-- BEGIN --

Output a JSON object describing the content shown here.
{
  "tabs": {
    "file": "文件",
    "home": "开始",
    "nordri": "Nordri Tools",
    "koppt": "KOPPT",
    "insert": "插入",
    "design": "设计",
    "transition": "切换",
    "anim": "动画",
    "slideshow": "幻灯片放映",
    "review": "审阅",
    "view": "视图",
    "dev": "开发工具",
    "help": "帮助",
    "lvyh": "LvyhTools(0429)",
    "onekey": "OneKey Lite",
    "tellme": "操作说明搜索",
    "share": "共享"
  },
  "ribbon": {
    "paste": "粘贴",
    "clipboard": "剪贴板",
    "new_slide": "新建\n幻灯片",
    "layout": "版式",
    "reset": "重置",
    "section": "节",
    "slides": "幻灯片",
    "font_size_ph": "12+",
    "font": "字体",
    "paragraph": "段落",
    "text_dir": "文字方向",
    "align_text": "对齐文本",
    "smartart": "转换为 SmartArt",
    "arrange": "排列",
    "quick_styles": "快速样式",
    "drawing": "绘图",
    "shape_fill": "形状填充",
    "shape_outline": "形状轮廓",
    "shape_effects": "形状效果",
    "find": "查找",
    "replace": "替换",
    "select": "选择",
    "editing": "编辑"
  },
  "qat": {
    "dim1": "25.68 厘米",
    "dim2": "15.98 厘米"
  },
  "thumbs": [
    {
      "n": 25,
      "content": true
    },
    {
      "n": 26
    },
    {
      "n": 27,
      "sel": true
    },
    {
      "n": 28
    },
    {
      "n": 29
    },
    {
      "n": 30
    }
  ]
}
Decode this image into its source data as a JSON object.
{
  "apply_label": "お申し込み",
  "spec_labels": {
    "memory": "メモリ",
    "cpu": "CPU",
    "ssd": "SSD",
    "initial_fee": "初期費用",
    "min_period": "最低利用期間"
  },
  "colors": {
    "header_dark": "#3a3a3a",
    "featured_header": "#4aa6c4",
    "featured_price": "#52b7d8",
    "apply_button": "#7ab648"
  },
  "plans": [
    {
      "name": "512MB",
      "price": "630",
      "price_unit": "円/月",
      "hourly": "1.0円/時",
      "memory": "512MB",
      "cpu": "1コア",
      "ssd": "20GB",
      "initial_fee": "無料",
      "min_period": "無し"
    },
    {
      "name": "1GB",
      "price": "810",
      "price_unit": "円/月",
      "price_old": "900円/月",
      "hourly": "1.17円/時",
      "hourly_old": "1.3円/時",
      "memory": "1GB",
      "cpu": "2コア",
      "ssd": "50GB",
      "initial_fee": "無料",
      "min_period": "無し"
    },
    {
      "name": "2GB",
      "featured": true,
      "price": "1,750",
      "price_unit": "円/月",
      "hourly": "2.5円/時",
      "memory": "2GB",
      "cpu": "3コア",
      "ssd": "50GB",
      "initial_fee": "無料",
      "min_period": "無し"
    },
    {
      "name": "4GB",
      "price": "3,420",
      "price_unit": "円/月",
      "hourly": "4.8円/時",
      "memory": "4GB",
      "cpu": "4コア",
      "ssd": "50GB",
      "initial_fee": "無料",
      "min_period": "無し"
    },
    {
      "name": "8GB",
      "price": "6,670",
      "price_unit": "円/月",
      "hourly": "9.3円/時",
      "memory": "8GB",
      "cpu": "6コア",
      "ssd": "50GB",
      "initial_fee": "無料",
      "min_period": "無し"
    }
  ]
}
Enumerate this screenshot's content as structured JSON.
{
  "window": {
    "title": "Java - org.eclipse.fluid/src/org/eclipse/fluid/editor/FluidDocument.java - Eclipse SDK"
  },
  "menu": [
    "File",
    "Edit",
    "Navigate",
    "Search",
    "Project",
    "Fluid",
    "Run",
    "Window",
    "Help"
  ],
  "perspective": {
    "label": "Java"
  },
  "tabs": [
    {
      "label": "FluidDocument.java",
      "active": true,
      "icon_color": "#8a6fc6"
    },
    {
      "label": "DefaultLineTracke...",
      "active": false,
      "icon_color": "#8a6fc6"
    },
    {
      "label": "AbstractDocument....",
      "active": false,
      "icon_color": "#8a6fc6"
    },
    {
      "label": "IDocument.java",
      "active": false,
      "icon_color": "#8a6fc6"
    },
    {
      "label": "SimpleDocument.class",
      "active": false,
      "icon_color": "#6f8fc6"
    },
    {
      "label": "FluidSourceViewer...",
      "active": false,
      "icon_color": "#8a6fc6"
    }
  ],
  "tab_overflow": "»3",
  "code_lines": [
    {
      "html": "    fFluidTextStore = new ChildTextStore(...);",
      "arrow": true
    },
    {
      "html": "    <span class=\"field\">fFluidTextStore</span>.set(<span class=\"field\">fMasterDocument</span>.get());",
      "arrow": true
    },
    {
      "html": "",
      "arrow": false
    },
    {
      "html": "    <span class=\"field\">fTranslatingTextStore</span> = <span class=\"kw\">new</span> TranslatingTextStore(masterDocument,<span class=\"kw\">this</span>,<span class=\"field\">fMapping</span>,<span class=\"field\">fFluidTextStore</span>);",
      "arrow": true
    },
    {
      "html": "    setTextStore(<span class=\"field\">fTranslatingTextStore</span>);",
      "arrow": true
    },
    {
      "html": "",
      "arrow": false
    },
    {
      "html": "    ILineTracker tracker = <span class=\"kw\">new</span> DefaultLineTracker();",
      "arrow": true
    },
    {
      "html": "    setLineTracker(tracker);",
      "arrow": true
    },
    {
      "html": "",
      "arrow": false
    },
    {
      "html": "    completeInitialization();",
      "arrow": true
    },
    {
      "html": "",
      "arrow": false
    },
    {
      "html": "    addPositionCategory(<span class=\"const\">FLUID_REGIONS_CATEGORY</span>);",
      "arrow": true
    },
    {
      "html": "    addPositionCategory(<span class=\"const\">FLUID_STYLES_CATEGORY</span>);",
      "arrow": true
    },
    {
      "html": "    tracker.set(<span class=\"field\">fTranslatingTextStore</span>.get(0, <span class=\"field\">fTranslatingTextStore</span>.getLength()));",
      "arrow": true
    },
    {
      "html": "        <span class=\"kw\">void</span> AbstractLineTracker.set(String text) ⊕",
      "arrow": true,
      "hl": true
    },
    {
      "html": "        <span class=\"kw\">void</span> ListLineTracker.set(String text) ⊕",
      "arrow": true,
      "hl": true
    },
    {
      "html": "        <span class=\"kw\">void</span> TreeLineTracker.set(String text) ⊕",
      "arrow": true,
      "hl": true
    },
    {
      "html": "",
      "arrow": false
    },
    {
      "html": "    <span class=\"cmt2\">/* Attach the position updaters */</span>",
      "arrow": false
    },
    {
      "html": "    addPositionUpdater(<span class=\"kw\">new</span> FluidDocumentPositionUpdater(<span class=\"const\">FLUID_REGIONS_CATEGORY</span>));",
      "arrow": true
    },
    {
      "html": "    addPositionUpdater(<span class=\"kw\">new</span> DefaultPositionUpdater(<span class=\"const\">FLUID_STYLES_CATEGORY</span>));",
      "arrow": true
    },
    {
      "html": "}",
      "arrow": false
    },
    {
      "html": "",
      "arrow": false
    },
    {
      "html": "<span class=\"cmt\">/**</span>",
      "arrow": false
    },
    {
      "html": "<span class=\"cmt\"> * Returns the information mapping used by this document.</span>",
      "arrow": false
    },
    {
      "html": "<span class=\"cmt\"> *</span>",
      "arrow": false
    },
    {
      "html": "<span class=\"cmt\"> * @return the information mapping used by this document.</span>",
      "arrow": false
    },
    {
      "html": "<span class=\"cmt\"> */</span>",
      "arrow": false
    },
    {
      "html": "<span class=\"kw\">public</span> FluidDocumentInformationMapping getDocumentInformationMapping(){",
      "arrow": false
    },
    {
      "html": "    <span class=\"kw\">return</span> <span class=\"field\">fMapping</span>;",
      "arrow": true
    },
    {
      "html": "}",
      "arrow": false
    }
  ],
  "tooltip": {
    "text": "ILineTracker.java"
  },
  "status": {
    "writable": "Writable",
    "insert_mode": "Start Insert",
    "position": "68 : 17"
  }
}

-- END --

_Stated task_
Choose all lines containing the string "content" and copy them out.

_Solution to the problem_
Output a JSON object describing the content shown here.
      "content": true
Enumerate this screenshot's content as structured JSON.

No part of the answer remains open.